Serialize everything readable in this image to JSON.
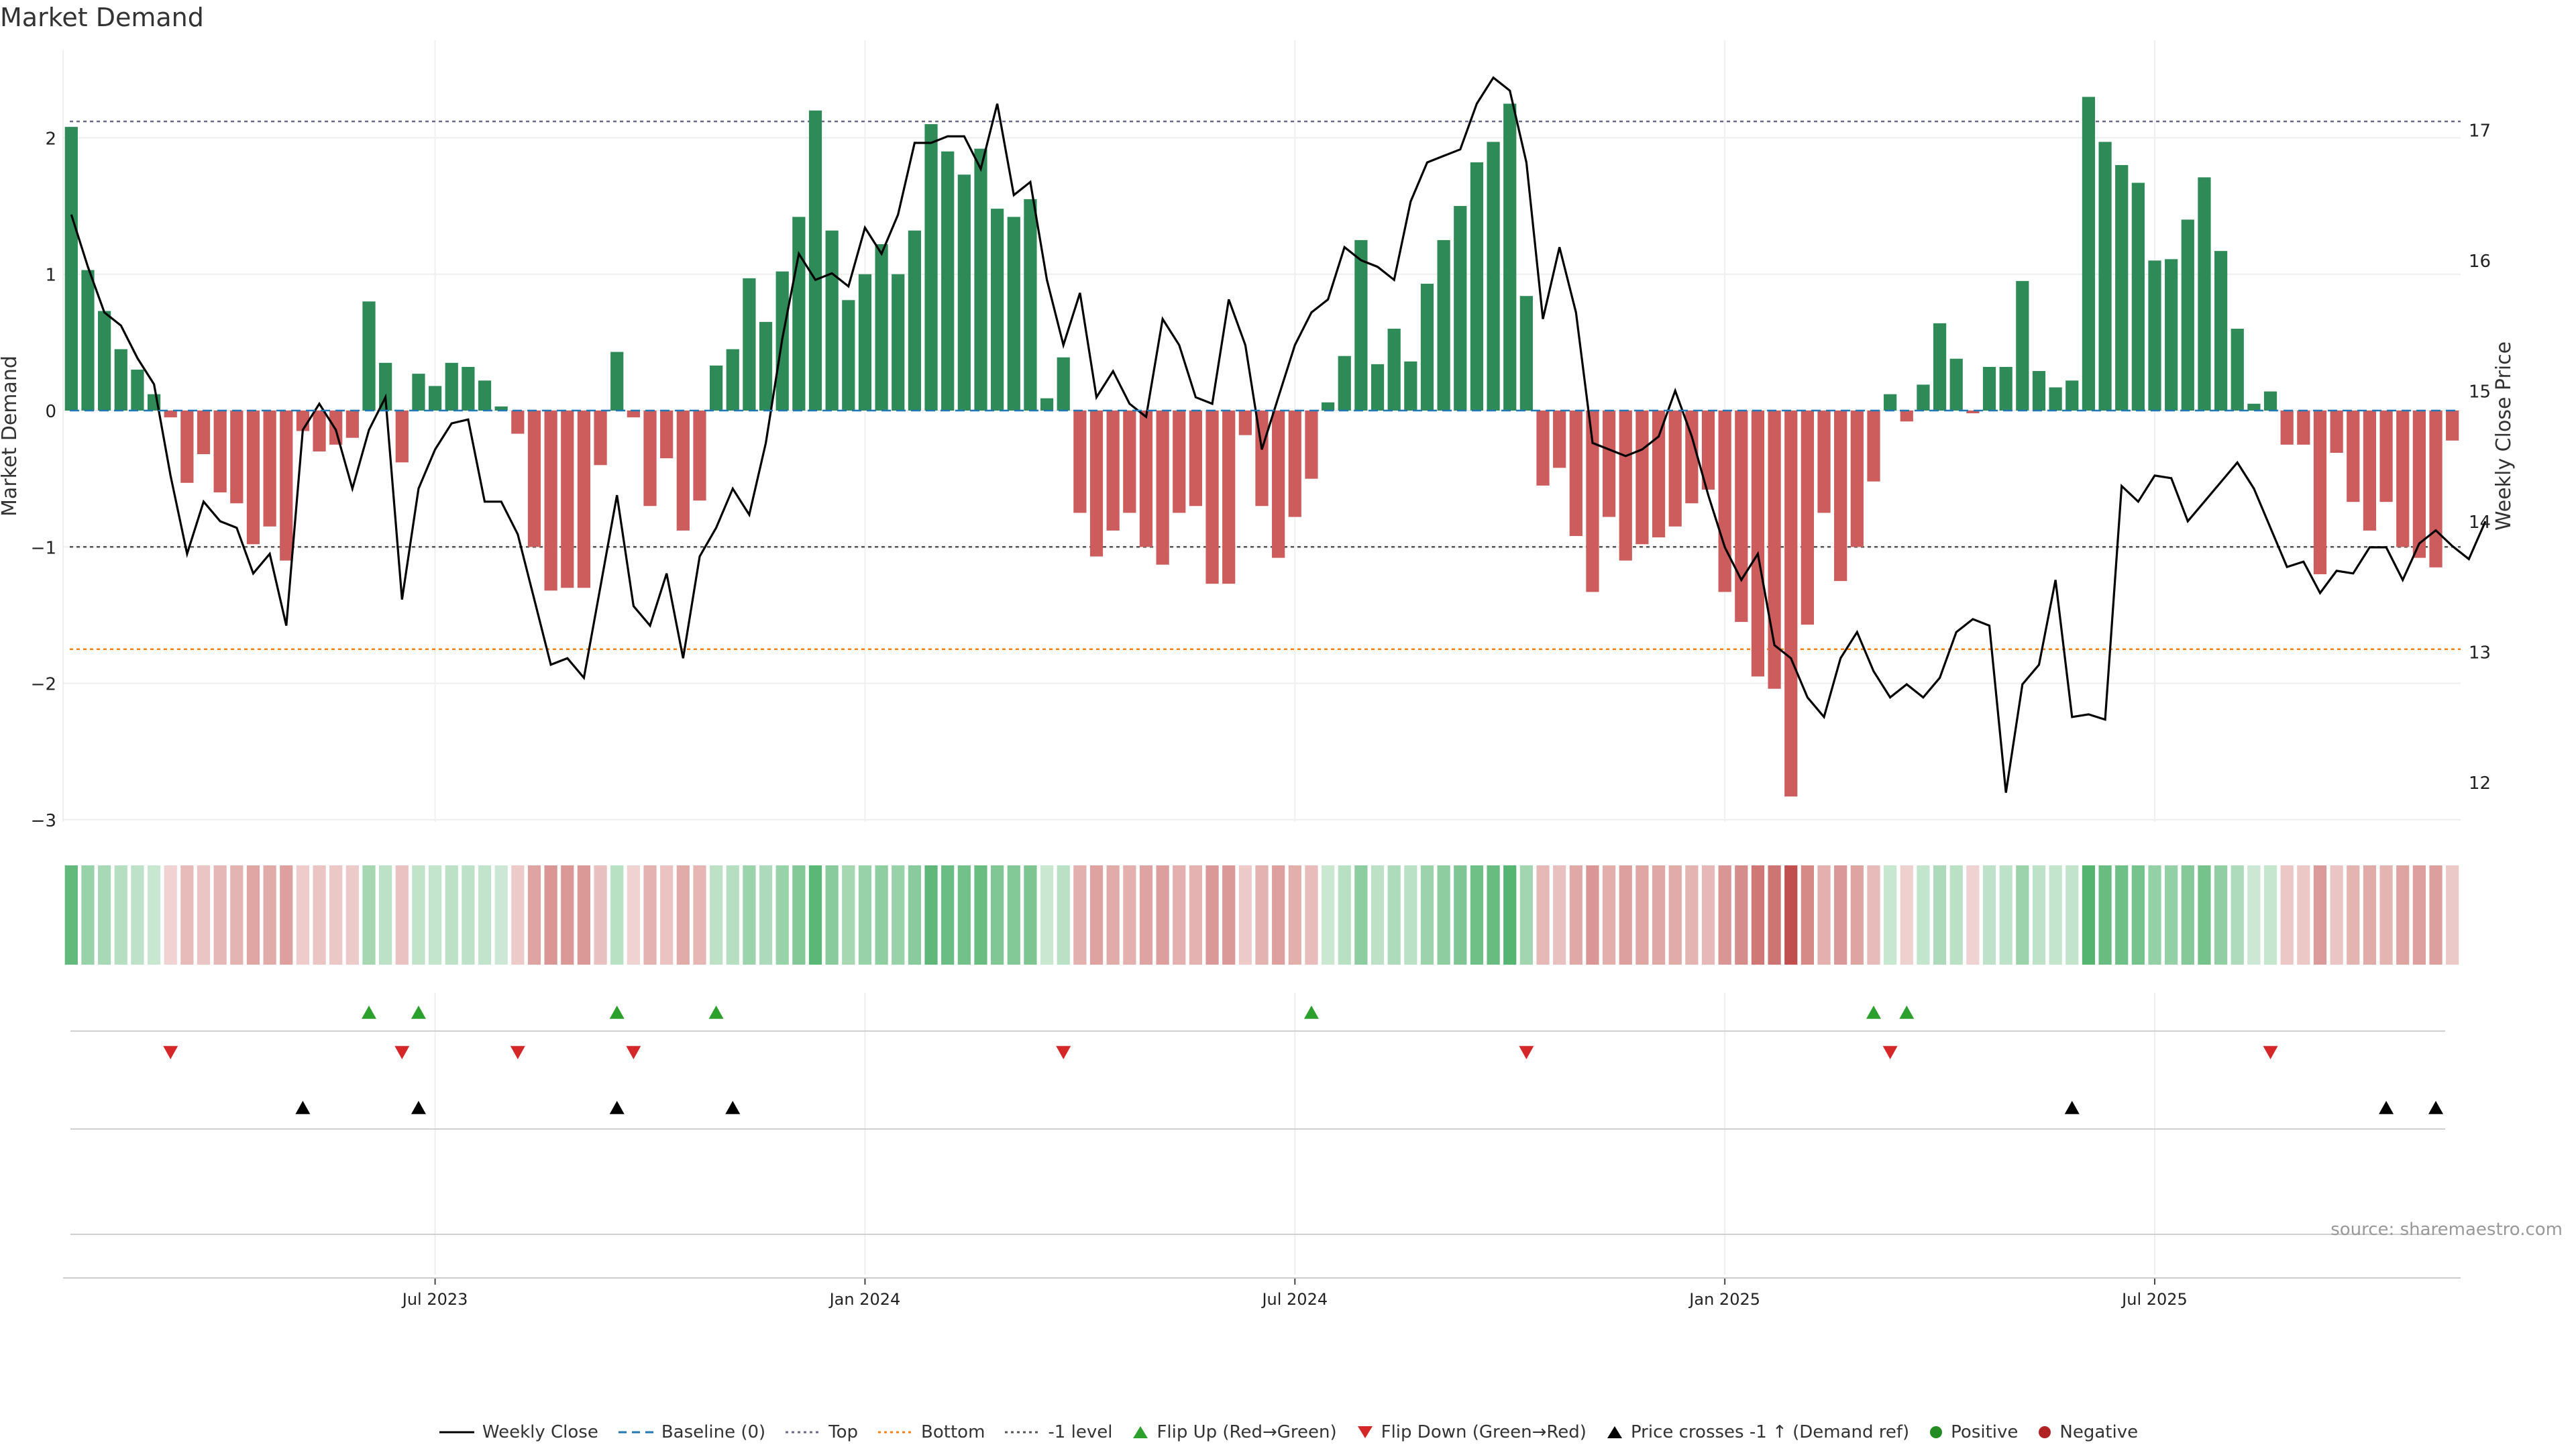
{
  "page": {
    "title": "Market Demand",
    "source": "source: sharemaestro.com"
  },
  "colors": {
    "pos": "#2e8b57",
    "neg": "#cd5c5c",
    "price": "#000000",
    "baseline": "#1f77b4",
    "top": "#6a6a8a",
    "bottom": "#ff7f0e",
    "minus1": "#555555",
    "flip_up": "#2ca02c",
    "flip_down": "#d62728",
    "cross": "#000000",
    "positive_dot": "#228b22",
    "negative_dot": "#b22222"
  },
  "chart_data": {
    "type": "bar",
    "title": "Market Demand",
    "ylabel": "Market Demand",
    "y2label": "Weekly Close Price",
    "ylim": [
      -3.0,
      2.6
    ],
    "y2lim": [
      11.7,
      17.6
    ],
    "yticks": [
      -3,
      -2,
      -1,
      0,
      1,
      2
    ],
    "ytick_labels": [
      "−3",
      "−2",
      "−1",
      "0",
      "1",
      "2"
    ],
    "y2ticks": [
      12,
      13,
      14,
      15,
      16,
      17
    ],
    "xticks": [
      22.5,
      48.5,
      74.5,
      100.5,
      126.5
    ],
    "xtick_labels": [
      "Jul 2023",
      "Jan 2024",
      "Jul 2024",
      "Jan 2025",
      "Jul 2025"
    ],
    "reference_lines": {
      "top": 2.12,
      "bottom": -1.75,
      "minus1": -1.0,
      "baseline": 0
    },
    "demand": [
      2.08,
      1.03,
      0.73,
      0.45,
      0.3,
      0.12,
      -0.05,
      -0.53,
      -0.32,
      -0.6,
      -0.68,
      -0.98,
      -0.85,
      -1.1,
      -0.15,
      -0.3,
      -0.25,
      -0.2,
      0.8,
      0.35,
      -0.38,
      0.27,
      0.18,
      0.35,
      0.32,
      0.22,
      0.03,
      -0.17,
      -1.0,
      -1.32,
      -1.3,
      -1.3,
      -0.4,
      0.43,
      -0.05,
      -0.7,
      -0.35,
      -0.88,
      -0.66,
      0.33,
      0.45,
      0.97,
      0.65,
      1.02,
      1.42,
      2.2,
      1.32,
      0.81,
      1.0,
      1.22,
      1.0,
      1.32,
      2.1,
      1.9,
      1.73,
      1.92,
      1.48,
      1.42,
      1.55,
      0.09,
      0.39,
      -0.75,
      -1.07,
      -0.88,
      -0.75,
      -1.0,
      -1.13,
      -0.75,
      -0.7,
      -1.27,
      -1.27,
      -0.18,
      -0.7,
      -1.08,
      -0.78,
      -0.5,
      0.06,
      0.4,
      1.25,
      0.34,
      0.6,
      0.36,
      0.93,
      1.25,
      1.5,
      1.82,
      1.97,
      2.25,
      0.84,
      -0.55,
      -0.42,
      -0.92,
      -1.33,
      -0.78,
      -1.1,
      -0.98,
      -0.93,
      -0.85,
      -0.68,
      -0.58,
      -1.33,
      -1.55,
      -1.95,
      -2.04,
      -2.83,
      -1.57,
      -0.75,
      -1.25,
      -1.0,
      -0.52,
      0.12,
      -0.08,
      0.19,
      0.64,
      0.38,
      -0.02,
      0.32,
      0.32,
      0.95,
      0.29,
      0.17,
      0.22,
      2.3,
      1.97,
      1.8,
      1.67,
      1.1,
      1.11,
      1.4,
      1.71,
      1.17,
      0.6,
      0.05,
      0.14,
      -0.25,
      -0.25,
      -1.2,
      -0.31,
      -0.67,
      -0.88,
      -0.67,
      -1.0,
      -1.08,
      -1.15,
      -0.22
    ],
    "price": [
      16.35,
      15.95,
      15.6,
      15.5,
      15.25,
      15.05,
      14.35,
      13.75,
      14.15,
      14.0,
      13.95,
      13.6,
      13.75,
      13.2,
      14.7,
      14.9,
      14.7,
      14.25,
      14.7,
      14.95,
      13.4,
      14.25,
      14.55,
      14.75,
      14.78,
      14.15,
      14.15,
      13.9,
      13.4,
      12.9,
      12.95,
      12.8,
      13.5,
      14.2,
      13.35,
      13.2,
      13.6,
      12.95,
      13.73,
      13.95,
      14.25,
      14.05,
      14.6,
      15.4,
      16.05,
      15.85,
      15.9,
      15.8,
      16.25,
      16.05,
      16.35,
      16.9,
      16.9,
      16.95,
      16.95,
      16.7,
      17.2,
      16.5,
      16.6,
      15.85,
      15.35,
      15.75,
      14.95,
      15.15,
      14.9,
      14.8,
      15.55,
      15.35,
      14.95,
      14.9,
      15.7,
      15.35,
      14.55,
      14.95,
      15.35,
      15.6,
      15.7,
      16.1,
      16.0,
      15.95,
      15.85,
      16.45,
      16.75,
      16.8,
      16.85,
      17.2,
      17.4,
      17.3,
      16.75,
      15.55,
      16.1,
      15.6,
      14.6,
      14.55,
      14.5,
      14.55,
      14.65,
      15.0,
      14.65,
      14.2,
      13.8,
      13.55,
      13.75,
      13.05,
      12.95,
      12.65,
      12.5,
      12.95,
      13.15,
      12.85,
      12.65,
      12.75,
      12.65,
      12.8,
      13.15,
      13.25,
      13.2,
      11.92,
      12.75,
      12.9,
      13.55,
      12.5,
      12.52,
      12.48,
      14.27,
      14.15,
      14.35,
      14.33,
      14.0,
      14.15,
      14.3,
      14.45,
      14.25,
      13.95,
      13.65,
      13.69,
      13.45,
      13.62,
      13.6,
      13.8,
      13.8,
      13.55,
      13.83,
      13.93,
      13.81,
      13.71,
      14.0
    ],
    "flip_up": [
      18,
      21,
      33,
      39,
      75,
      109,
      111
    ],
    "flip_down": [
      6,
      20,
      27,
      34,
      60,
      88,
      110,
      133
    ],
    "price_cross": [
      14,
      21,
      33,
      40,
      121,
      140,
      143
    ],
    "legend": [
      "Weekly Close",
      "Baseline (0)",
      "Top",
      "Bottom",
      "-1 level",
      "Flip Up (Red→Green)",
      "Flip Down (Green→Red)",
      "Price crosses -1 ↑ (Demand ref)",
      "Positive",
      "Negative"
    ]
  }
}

• DESCRIPTION OF THE TASK: Leave the pictures out, and print every line of the listing exactly as written.

• SOLUTION TO THE PROBLEM:
Serialize everything readable in this image to JSON.
{
  "page": {
    "title": "Market Demand",
    "source": "source: sharemaestro.com"
  },
  "colors": {
    "pos": "#2e8b57",
    "neg": "#cd5c5c",
    "price": "#000000",
    "baseline": "#1f77b4",
    "top": "#6a6a8a",
    "bottom": "#ff7f0e",
    "minus1": "#555555",
    "flip_up": "#2ca02c",
    "flip_down": "#d62728",
    "cross": "#000000",
    "positive_dot": "#228b22",
    "negative_dot": "#b22222"
  },
  "chart_data": {
    "type": "bar",
    "title": "Market Demand",
    "ylabel": "Market Demand",
    "y2label": "Weekly Close Price",
    "ylim": [
      -3.0,
      2.6
    ],
    "y2lim": [
      11.7,
      17.6
    ],
    "yticks": [
      -3,
      -2,
      -1,
      0,
      1,
      2
    ],
    "ytick_labels": [
      "−3",
      "−2",
      "−1",
      "0",
      "1",
      "2"
    ],
    "y2ticks": [
      12,
      13,
      14,
      15,
      16,
      17
    ],
    "xticks": [
      22.5,
      48.5,
      74.5,
      100.5,
      126.5
    ],
    "xtick_labels": [
      "Jul 2023",
      "Jan 2024",
      "Jul 2024",
      "Jan 2025",
      "Jul 2025"
    ],
    "reference_lines": {
      "top": 2.12,
      "bottom": -1.75,
      "minus1": -1.0,
      "baseline": 0
    },
    "demand": [
      2.08,
      1.03,
      0.73,
      0.45,
      0.3,
      0.12,
      -0.05,
      -0.53,
      -0.32,
      -0.6,
      -0.68,
      -0.98,
      -0.85,
      -1.1,
      -0.15,
      -0.3,
      -0.25,
      -0.2,
      0.8,
      0.35,
      -0.38,
      0.27,
      0.18,
      0.35,
      0.32,
      0.22,
      0.03,
      -0.17,
      -1.0,
      -1.32,
      -1.3,
      -1.3,
      -0.4,
      0.43,
      -0.05,
      -0.7,
      -0.35,
      -0.88,
      -0.66,
      0.33,
      0.45,
      0.97,
      0.65,
      1.02,
      1.42,
      2.2,
      1.32,
      0.81,
      1.0,
      1.22,
      1.0,
      1.32,
      2.1,
      1.9,
      1.73,
      1.92,
      1.48,
      1.42,
      1.55,
      0.09,
      0.39,
      -0.75,
      -1.07,
      -0.88,
      -0.75,
      -1.0,
      -1.13,
      -0.75,
      -0.7,
      -1.27,
      -1.27,
      -0.18,
      -0.7,
      -1.08,
      -0.78,
      -0.5,
      0.06,
      0.4,
      1.25,
      0.34,
      0.6,
      0.36,
      0.93,
      1.25,
      1.5,
      1.82,
      1.97,
      2.25,
      0.84,
      -0.55,
      -0.42,
      -0.92,
      -1.33,
      -0.78,
      -1.1,
      -0.98,
      -0.93,
      -0.85,
      -0.68,
      -0.58,
      -1.33,
      -1.55,
      -1.95,
      -2.04,
      -2.83,
      -1.57,
      -0.75,
      -1.25,
      -1.0,
      -0.52,
      0.12,
      -0.08,
      0.19,
      0.64,
      0.38,
      -0.02,
      0.32,
      0.32,
      0.95,
      0.29,
      0.17,
      0.22,
      2.3,
      1.97,
      1.8,
      1.67,
      1.1,
      1.11,
      1.4,
      1.71,
      1.17,
      0.6,
      0.05,
      0.14,
      -0.25,
      -0.25,
      -1.2,
      -0.31,
      -0.67,
      -0.88,
      -0.67,
      -1.0,
      -1.08,
      -1.15,
      -0.22
    ],
    "price": [
      16.35,
      15.95,
      15.6,
      15.5,
      15.25,
      15.05,
      14.35,
      13.75,
      14.15,
      14.0,
      13.95,
      13.6,
      13.75,
      13.2,
      14.7,
      14.9,
      14.7,
      14.25,
      14.7,
      14.95,
      13.4,
      14.25,
      14.55,
      14.75,
      14.78,
      14.15,
      14.15,
      13.9,
      13.4,
      12.9,
      12.95,
      12.8,
      13.5,
      14.2,
      13.35,
      13.2,
      13.6,
      12.95,
      13.73,
      13.95,
      14.25,
      14.05,
      14.6,
      15.4,
      16.05,
      15.85,
      15.9,
      15.8,
      16.25,
      16.05,
      16.35,
      16.9,
      16.9,
      16.95,
      16.95,
      16.7,
      17.2,
      16.5,
      16.6,
      15.85,
      15.35,
      15.75,
      14.95,
      15.15,
      14.9,
      14.8,
      15.55,
      15.35,
      14.95,
      14.9,
      15.7,
      15.35,
      14.55,
      14.95,
      15.35,
      15.6,
      15.7,
      16.1,
      16.0,
      15.95,
      15.85,
      16.45,
      16.75,
      16.8,
      16.85,
      17.2,
      17.4,
      17.3,
      16.75,
      15.55,
      16.1,
      15.6,
      14.6,
      14.55,
      14.5,
      14.55,
      14.65,
      15.0,
      14.65,
      14.2,
      13.8,
      13.55,
      13.75,
      13.05,
      12.95,
      12.65,
      12.5,
      12.95,
      13.15,
      12.85,
      12.65,
      12.75,
      12.65,
      12.8,
      13.15,
      13.25,
      13.2,
      11.92,
      12.75,
      12.9,
      13.55,
      12.5,
      12.52,
      12.48,
      14.27,
      14.15,
      14.35,
      14.33,
      14.0,
      14.15,
      14.3,
      14.45,
      14.25,
      13.95,
      13.65,
      13.69,
      13.45,
      13.62,
      13.6,
      13.8,
      13.8,
      13.55,
      13.83,
      13.93,
      13.81,
      13.71,
      14.0
    ],
    "flip_up": [
      18,
      21,
      33,
      39,
      75,
      109,
      111
    ],
    "flip_down": [
      6,
      20,
      27,
      34,
      60,
      88,
      110,
      133
    ],
    "price_cross": [
      14,
      21,
      33,
      40,
      121,
      140,
      143
    ],
    "legend": [
      "Weekly Close",
      "Baseline (0)",
      "Top",
      "Bottom",
      "-1 level",
      "Flip Up (Red→Green)",
      "Flip Down (Green→Red)",
      "Price crosses -1 ↑ (Demand ref)",
      "Positive",
      "Negative"
    ]
  }
}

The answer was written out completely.